• **What you have to do**:
Can you reproduce the data beneath, keeping every line exact?

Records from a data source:
········

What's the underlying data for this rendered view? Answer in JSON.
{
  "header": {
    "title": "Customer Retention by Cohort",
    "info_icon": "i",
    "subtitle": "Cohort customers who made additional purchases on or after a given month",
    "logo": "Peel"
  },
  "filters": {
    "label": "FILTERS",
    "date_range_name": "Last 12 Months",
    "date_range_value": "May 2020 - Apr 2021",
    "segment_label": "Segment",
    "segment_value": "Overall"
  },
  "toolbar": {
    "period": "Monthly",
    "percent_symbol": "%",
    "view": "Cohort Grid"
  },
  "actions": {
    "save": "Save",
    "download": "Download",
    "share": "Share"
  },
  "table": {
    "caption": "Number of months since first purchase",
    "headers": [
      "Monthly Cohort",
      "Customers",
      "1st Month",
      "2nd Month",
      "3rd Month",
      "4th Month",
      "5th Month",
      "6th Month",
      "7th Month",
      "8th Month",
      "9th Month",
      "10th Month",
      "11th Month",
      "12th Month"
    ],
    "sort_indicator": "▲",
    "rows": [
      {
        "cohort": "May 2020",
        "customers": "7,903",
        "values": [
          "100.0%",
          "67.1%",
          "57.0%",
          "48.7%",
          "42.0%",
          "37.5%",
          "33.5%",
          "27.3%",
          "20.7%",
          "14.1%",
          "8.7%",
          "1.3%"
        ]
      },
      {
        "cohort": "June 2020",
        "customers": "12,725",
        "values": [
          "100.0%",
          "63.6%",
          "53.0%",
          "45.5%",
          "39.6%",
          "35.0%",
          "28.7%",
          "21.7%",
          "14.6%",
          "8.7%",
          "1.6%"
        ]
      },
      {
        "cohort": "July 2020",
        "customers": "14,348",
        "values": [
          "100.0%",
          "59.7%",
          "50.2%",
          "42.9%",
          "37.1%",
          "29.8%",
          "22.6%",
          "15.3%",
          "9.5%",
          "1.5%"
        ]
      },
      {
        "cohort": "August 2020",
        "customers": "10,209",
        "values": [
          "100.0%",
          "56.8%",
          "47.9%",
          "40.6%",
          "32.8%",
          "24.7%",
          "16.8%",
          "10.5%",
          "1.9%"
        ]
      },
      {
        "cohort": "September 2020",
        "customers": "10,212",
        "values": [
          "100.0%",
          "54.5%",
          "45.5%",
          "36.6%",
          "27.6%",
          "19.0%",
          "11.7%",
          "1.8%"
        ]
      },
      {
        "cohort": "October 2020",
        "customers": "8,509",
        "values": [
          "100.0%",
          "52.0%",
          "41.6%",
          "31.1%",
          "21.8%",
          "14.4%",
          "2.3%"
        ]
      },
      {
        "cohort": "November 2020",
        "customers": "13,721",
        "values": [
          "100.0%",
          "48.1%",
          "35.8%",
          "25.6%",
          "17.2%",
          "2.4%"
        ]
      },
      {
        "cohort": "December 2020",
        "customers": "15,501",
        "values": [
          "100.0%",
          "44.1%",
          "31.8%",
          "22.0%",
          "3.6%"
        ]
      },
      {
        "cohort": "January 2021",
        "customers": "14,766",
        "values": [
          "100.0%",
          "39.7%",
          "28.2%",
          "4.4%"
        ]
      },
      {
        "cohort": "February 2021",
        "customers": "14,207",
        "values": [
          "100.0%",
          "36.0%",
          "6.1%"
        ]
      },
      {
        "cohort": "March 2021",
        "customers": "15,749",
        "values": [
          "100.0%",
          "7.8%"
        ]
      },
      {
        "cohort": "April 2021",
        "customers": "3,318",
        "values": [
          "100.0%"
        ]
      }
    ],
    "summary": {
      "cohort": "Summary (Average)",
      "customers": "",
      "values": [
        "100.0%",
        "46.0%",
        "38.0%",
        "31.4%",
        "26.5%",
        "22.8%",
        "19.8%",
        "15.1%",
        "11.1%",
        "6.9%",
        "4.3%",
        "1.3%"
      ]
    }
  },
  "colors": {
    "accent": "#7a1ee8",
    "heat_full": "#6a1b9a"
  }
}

········

• **Complete response**:
What's the underlying data for this rendered view? Answer in JSON.
{
  "header": {
    "title": "Customer Retention by Cohort",
    "info_icon": "i",
    "subtitle": "Cohort customers who made additional purchases on or after a given month",
    "logo": "Peel"
  },
  "filters": {
    "label": "FILTERS",
    "date_range_name": "Last 12 Months",
    "date_range_value": "May 2020 - Apr 2021",
    "segment_label": "Segment",
    "segment_value": "Overall"
  },
  "toolbar": {
    "period": "Monthly",
    "percent_symbol": "%",
    "view": "Cohort Grid"
  },
  "actions": {
    "save": "Save",
    "download": "Download",
    "share": "Share"
  },
  "table": {
    "caption": "Number of months since first purchase",
    "headers": [
      "Monthly Cohort",
      "Customers",
      "1st Month",
      "2nd Month",
      "3rd Month",
      "4th Month",
      "5th Month",
      "6th Month",
      "7th Month",
      "8th Month",
      "9th Month",
      "10th Month",
      "11th Month",
      "12th Month"
    ],
    "sort_indicator": "▲",
    "rows": [
      {
        "cohort": "May 2020",
        "customers": "7,903",
        "values": [
          "100.0%",
          "67.1%",
          "57.0%",
          "48.7%",
          "42.0%",
          "37.5%",
          "33.5%",
          "27.3%",
          "20.7%",
          "14.1%",
          "8.7%",
          "1.3%"
        ]
      },
      {
        "cohort": "June 2020",
        "customers": "12,725",
        "values": [
          "100.0%",
          "63.6%",
          "53.0%",
          "45.5%",
          "39.6%",
          "35.0%",
          "28.7%",
          "21.7%",
          "14.6%",
          "8.7%",
          "1.6%"
        ]
      },
      {
        "cohort": "July 2020",
        "customers": "14,348",
        "values": [
          "100.0%",
          "59.7%",
          "50.2%",
          "42.9%",
          "37.1%",
          "29.8%",
          "22.6%",
          "15.3%",
          "9.5%",
          "1.5%"
        ]
      },
      {
        "cohort": "August 2020",
        "customers": "10,209",
        "values": [
          "100.0%",
          "56.8%",
          "47.9%",
          "40.6%",
          "32.8%",
          "24.7%",
          "16.8%",
          "10.5%",
          "1.9%"
        ]
      },
      {
        "cohort": "September 2020",
        "customers": "10,212",
        "values": [
          "100.0%",
          "54.5%",
          "45.5%",
          "36.6%",
          "27.6%",
          "19.0%",
          "11.7%",
          "1.8%"
        ]
      },
      {
        "cohort": "October 2020",
        "customers": "8,509",
        "values": [
          "100.0%",
          "52.0%",
          "41.6%",
          "31.1%",
          "21.8%",
          "14.4%",
          "2.3%"
        ]
      },
      {
        "cohort": "November 2020",
        "customers": "13,721",
        "values": [
          "100.0%",
          "48.1%",
          "35.8%",
          "25.6%",
          "17.2%",
          "2.4%"
        ]
      },
      {
        "cohort": "December 2020",
        "customers": "15,501",
        "values": [
          "100.0%",
          "44.1%",
          "31.8%",
          "22.0%",
          "3.6%"
        ]
      },
      {
        "cohort": "January 2021",
        "customers": "14,766",
        "values": [
          "100.0%",
          "39.7%",
          "28.2%",
          "4.4%"
        ]
      },
      {
        "cohort": "February 2021",
        "customers": "14,207",
        "values": [
          "100.0%",
          "36.0%",
          "6.1%"
        ]
      },
      {
        "cohort": "March 2021",
        "customers": "15,749",
        "values": [
          "100.0%",
          "7.8%"
        ]
      },
      {
        "cohort": "April 2021",
        "customers": "3,318",
        "values": [
          "100.0%"
        ]
      }
    ],
    "summary": {
      "cohort": "Summary (Average)",
      "customers": "",
      "values": [
        "100.0%",
        "46.0%",
        "38.0%",
        "31.4%",
        "26.5%",
        "22.8%",
        "19.8%",
        "15.1%",
        "11.1%",
        "6.9%",
        "4.3%",
        "1.3%"
      ]
    }
  },
  "colors": {
    "accent": "#7a1ee8",
    "heat_full": "#6a1b9a"
  }
}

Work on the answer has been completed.